▶ _AVAILABLE DATA_:

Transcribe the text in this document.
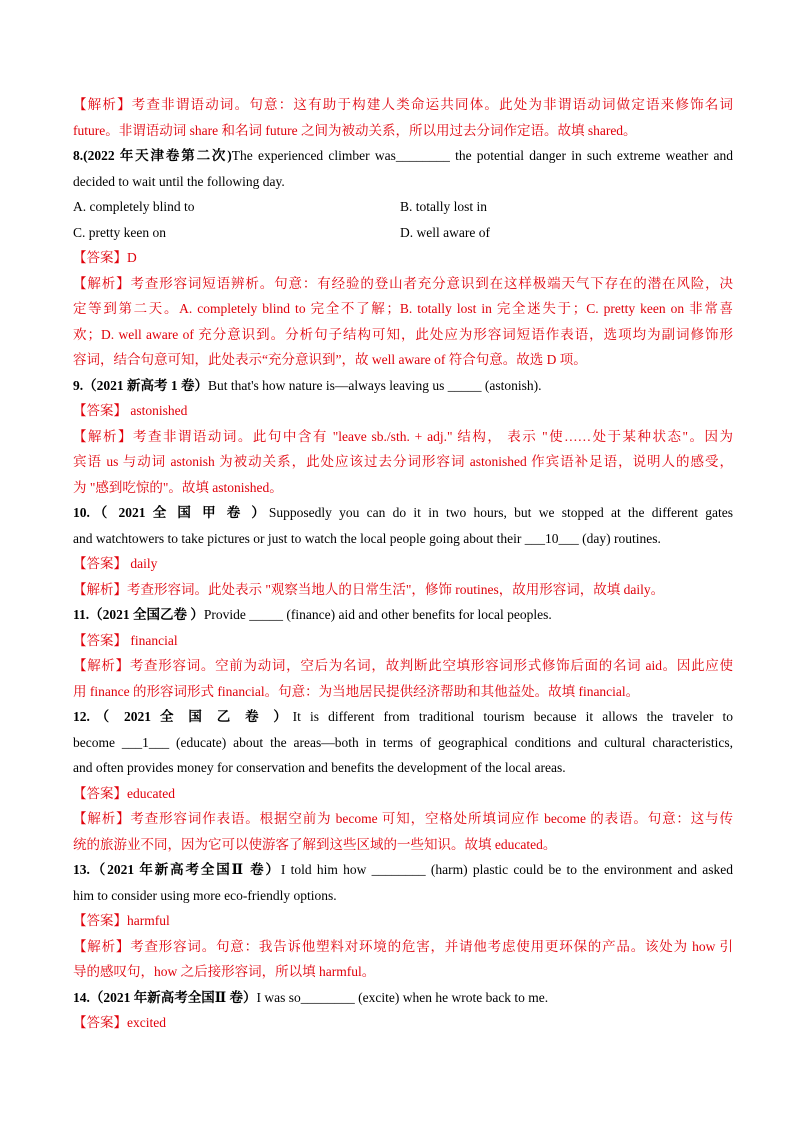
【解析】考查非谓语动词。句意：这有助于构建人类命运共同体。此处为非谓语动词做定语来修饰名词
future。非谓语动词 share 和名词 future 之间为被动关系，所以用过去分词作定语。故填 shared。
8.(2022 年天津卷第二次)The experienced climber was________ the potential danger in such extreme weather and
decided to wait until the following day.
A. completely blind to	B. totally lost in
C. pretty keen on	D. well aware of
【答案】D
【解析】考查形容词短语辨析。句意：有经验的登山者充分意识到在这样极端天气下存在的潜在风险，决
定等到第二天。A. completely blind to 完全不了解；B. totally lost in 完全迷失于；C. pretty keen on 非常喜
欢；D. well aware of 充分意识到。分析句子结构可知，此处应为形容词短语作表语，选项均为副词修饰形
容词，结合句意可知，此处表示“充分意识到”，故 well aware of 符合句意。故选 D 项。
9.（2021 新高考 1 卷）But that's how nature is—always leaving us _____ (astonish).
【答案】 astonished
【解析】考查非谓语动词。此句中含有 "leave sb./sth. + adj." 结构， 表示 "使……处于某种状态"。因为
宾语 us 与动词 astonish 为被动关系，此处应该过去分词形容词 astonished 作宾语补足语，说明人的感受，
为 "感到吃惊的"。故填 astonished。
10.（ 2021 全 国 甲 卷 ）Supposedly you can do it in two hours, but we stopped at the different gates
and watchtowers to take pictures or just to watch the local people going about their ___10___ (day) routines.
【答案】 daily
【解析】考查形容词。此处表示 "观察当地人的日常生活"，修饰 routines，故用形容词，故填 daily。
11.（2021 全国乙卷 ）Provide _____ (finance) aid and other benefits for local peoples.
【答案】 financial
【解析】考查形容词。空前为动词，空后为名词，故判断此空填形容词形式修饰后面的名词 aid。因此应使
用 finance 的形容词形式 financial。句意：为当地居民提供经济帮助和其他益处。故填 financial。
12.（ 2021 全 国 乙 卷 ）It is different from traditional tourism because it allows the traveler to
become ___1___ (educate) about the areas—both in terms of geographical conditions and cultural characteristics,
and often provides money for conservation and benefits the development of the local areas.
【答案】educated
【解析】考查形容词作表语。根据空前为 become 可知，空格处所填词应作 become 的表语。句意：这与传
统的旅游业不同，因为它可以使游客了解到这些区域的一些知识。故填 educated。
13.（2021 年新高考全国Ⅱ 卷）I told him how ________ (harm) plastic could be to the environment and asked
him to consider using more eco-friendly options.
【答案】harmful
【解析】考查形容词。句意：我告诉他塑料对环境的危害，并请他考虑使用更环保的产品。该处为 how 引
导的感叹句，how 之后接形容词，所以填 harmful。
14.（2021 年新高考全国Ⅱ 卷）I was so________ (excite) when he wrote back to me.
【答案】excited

▶ _SET EXERCISE_: Keep the pictures out and write out the records exactly.

▶ _ANSWER TO THE EXERCISE_:
Transcribe the text in this document.
【解析】考查非谓语动词。句意：这有助于构建人类命运共同体。此处为非谓语动词做定语来修饰名词
future。非谓语动词 share 和名词 future 之间为被动关系，所以用过去分词作定语。故填 shared。
8.(2022 年天津卷第二次)The experienced climber was________ the potential danger in such extreme weather and
decided to wait until the following day.
A. completely blind to	B. totally lost in
C. pretty keen on	D. well aware of
【答案】D
【解析】考查形容词短语辨析。句意：有经验的登山者充分意识到在这样极端天气下存在的潜在风险，决
定等到第二天。A. completely blind to 完全不了解；B. totally lost in 完全迷失于；C. pretty keen on 非常喜
欢；D. well aware of 充分意识到。分析句子结构可知，此处应为形容词短语作表语，选项均为副词修饰形
容词，结合句意可知，此处表示“充分意识到”，故 well aware of 符合句意。故选 D 项。
9.（2021 新高考 1 卷）But that's how nature is—always leaving us _____ (astonish).
【答案】 astonished
【解析】考查非谓语动词。此句中含有 "leave sb./sth. + adj." 结构， 表示 "使……处于某种状态"。因为
宾语 us 与动词 astonish 为被动关系，此处应该过去分词形容词 astonished 作宾语补足语，说明人的感受，
为 "感到吃惊的"。故填 astonished。
10.（ 2021 全 国 甲 卷 ）Supposedly you can do it in two hours, but we stopped at the different gates
and watchtowers to take pictures or just to watch the local people going about their ___10___ (day) routines.
【答案】 daily
【解析】考查形容词。此处表示 "观察当地人的日常生活"，修饰 routines，故用形容词，故填 daily。
11.（2021 全国乙卷 ）Provide _____ (finance) aid and other benefits for local peoples.
【答案】 financial
【解析】考查形容词。空前为动词，空后为名词，故判断此空填形容词形式修饰后面的名词 aid。因此应使
用 finance 的形容词形式 financial。句意：为当地居民提供经济帮助和其他益处。故填 financial。
12.（ 2021 全 国 乙 卷 ）It is different from traditional tourism because it allows the traveler to
become ___1___ (educate) about the areas—both in terms of geographical conditions and cultural characteristics,
and often provides money for conservation and benefits the development of the local areas.
【答案】educated
【解析】考查形容词作表语。根据空前为 become 可知，空格处所填词应作 become 的表语。句意：这与传
统的旅游业不同，因为它可以使游客了解到这些区域的一些知识。故填 educated。
13.（2021 年新高考全国Ⅱ 卷）I told him how ________ (harm) plastic could be to the environment and asked
him to consider using more eco-friendly options.
【答案】harmful
【解析】考查形容词。句意：我告诉他塑料对环境的危害，并请他考虑使用更环保的产品。该处为 how 引
导的感叹句，how 之后接形容词，所以填 harmful。
14.（2021 年新高考全国Ⅱ 卷）I was so________ (excite) when he wrote back to me.
【答案】excited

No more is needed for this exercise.